**Prompt:** Show each line of the data below in which "catalysed" occurs.

**Exercise input:**
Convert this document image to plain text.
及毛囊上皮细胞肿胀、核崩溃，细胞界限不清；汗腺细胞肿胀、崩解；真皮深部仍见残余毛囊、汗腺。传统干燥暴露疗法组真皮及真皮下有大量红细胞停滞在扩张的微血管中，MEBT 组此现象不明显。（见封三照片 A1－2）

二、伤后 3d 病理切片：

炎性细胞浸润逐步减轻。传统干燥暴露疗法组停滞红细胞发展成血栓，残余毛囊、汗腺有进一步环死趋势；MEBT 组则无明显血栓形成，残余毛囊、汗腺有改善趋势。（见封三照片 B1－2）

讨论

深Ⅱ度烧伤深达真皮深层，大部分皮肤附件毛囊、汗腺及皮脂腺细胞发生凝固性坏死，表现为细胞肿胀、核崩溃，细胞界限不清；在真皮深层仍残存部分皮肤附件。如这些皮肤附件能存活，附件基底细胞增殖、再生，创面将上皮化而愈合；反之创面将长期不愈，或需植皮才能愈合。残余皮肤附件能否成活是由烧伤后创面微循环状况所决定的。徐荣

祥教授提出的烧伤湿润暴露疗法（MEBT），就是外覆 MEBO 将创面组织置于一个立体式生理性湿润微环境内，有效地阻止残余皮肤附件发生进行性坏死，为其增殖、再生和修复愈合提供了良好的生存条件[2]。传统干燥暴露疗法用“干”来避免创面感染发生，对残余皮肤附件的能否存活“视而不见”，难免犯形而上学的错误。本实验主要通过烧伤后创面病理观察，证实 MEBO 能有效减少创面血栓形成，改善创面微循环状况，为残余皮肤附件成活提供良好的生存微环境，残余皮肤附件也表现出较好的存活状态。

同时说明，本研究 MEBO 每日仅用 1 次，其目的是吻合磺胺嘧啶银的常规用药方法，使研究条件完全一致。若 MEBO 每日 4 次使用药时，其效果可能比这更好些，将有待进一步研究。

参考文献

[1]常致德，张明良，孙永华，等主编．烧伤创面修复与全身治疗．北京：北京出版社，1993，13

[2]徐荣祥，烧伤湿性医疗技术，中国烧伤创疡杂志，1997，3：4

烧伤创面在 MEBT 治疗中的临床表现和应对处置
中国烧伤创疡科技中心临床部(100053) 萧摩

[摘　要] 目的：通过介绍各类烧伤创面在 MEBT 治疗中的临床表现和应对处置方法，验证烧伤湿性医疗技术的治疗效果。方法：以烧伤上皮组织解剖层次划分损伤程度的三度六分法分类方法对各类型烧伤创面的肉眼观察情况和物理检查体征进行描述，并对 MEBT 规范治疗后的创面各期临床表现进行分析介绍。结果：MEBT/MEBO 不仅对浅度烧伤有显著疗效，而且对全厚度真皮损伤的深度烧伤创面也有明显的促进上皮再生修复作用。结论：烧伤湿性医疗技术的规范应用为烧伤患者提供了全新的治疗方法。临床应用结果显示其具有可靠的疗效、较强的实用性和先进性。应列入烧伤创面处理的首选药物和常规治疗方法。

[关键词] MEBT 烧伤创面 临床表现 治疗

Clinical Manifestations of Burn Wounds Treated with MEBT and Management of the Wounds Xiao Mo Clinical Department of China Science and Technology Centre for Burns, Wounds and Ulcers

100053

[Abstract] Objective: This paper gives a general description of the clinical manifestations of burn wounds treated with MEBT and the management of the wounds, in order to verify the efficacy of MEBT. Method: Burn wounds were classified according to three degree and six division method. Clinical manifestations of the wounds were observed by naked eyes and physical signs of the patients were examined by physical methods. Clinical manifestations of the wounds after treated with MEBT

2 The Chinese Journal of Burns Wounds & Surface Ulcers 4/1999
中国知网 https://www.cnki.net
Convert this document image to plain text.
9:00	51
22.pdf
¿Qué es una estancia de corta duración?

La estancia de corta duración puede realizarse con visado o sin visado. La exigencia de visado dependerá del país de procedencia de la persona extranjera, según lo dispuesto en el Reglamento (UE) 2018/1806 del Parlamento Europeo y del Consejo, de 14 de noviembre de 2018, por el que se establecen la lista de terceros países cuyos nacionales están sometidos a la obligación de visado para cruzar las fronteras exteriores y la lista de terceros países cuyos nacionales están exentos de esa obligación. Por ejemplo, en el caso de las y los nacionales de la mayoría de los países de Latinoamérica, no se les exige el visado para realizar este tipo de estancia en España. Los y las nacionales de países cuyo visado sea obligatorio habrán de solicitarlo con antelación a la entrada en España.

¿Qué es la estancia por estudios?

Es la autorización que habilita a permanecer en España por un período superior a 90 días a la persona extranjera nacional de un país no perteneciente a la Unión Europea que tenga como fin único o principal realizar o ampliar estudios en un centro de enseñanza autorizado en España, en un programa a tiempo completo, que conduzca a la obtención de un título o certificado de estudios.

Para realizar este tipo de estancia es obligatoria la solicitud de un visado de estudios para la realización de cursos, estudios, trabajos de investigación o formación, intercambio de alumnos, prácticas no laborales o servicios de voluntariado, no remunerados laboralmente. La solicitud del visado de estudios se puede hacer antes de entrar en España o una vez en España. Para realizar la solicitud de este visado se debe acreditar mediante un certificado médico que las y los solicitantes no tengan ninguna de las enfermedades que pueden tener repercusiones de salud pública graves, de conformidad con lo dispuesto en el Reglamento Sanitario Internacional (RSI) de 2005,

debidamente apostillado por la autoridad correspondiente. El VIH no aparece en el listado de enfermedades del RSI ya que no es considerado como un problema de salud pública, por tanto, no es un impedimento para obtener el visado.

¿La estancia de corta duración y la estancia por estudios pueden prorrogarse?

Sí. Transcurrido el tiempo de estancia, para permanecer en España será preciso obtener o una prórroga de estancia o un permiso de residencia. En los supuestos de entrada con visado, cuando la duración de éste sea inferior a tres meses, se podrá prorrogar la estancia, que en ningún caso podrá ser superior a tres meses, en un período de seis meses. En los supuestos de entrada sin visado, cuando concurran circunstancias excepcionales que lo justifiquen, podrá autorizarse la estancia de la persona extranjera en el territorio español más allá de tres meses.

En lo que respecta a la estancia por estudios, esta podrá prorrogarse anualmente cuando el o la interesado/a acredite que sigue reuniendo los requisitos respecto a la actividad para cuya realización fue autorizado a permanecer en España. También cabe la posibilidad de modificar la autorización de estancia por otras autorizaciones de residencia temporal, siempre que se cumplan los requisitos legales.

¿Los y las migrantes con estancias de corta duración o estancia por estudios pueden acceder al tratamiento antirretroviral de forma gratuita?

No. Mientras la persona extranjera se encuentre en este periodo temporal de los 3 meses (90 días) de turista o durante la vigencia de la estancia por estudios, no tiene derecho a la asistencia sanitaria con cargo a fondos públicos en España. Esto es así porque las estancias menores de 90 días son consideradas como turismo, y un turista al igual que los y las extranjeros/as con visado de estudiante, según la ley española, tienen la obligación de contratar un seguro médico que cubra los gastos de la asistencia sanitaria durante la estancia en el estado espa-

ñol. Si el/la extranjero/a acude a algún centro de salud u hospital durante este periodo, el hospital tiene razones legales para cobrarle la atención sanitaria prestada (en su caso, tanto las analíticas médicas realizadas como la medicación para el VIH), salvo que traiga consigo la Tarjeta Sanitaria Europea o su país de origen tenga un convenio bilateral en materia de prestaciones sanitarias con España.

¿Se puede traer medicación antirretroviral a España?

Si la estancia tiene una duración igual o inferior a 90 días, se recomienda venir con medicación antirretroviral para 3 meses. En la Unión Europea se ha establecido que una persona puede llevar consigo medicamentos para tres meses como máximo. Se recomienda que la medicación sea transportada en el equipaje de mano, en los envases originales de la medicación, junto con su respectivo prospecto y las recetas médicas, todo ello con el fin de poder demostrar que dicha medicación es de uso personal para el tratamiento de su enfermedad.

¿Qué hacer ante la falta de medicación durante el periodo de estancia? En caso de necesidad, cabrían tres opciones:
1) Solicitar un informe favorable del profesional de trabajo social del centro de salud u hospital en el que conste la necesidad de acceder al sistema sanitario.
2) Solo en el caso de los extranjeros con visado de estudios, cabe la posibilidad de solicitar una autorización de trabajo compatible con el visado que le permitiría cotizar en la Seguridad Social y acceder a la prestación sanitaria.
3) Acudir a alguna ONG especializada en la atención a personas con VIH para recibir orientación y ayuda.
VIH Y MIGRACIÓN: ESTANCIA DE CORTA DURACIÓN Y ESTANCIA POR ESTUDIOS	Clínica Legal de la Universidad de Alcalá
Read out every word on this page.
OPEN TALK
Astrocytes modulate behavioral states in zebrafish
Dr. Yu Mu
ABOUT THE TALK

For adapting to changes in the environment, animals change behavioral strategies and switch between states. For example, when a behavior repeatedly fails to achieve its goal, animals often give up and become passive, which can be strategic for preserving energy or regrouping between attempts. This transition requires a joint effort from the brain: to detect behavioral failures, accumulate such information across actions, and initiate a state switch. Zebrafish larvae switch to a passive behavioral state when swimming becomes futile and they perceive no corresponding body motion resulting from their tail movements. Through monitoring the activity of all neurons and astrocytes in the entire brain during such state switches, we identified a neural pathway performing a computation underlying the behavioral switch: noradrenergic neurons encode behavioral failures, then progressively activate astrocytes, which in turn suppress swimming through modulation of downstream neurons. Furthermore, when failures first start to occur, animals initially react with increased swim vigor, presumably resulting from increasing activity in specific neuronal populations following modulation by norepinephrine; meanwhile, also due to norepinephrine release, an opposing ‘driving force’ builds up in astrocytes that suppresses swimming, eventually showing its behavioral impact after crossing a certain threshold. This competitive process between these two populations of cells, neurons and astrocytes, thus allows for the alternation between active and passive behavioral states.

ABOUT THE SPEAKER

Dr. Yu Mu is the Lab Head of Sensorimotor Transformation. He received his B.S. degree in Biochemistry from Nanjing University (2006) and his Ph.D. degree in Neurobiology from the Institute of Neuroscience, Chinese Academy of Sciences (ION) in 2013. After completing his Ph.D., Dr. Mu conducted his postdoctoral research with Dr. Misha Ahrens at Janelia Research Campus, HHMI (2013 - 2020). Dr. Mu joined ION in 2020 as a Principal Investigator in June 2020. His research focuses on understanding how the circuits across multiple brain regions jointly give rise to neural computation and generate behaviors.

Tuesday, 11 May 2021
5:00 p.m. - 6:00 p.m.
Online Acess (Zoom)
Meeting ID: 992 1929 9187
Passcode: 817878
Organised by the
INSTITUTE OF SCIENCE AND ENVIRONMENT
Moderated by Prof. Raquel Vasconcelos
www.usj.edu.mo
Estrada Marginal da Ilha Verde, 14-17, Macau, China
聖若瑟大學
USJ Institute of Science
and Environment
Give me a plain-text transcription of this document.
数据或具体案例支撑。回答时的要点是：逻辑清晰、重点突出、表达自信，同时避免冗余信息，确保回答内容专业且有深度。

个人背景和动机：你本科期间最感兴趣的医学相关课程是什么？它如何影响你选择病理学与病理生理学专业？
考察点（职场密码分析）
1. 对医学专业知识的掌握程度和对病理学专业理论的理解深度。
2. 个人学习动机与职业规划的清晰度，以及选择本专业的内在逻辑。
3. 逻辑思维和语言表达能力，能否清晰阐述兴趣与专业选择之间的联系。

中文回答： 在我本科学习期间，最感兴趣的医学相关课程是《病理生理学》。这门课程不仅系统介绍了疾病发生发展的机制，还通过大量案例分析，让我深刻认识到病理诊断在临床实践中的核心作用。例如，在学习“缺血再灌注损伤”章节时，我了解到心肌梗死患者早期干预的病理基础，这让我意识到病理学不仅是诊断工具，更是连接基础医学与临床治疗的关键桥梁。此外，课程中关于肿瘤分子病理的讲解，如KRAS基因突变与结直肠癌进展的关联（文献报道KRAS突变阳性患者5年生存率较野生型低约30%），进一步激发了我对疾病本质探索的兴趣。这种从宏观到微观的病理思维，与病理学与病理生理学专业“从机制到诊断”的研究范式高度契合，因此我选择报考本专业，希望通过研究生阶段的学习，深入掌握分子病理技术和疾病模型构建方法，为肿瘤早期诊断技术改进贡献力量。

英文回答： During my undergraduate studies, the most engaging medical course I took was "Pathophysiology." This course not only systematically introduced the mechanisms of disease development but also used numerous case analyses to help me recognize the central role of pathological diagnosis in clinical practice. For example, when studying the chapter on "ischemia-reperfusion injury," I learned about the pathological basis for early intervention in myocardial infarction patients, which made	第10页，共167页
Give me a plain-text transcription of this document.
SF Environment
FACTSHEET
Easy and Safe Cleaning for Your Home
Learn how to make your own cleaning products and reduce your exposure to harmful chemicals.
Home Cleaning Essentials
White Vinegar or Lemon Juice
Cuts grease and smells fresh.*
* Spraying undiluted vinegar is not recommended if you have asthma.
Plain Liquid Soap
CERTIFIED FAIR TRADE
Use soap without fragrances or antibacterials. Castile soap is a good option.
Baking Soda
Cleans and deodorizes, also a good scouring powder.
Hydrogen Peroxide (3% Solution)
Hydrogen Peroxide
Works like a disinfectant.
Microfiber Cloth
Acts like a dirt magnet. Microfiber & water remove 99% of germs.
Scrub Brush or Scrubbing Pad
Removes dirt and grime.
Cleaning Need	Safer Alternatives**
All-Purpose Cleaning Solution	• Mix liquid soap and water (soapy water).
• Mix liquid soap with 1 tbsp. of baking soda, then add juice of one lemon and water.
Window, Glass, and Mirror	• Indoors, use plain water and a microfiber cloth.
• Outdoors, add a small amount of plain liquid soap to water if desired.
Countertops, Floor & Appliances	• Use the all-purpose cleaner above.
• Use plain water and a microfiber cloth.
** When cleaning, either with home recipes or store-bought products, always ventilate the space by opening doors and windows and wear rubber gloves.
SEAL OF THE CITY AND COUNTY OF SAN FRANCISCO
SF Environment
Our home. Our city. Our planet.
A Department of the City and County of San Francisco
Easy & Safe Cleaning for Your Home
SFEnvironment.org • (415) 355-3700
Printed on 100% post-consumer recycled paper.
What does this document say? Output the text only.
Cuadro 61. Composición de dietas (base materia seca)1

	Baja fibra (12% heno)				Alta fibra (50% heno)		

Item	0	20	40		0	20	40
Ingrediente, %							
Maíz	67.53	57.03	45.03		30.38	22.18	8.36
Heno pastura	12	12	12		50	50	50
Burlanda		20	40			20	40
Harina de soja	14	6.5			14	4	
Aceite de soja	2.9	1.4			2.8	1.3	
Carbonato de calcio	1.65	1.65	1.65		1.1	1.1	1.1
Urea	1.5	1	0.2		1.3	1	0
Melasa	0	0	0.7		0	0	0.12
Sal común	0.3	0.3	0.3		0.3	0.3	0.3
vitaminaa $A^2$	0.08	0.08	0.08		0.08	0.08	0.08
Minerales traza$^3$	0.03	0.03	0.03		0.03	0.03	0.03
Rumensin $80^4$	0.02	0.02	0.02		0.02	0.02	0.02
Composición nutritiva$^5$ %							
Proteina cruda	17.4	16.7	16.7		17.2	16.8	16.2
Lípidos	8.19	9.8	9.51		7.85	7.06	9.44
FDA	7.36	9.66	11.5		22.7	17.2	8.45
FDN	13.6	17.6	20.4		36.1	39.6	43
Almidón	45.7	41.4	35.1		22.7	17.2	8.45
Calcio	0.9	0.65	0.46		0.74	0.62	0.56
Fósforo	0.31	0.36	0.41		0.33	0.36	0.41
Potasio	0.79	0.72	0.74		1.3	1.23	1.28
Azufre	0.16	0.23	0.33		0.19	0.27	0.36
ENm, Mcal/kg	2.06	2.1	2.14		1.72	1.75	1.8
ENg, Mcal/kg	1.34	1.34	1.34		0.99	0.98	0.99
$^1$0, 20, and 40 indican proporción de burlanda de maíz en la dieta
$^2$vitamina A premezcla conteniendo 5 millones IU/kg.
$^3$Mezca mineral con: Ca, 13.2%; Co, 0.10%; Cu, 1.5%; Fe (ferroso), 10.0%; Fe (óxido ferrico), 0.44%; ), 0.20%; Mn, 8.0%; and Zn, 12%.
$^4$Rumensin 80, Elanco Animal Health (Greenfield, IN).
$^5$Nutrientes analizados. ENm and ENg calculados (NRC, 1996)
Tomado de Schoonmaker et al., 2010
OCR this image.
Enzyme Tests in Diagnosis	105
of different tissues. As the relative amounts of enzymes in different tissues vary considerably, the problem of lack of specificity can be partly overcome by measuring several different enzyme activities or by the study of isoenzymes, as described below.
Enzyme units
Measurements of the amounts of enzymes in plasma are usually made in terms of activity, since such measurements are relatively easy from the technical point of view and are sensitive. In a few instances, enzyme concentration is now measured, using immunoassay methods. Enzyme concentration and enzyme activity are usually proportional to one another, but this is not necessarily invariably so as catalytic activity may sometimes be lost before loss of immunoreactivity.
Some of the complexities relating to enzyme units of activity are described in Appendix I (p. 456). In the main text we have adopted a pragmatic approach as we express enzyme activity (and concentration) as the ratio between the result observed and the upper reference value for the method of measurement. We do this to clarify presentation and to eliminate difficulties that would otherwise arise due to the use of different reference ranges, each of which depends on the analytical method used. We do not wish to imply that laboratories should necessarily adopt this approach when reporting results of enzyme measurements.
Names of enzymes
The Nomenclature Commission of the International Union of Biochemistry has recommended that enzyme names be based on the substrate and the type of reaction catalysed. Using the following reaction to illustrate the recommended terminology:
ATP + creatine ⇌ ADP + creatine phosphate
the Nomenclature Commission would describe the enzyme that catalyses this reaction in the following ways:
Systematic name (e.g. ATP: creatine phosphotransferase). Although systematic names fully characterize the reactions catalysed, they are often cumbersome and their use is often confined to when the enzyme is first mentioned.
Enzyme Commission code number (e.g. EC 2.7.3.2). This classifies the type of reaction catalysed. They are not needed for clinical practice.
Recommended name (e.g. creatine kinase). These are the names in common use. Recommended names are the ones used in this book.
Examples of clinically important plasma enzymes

**Task result:**
The Nomenclature Commission of the International Union of Biochemistry has recommended that enzyme names be based on the substrate and the type of reaction catalysed. Using the following reaction to illustrate the recommended terminology:
Systematic name (e.g. ATP: creatine phosphotransferase). Although systematic names fully characterize the reactions catalysed, they are often cumbersome and their use is often confined to when the enzyme is first mentioned.
Enzyme Commission code number (e.g. EC 2.7.3.2). This classifies the type of reaction catalysed. They are not needed for clinical practice.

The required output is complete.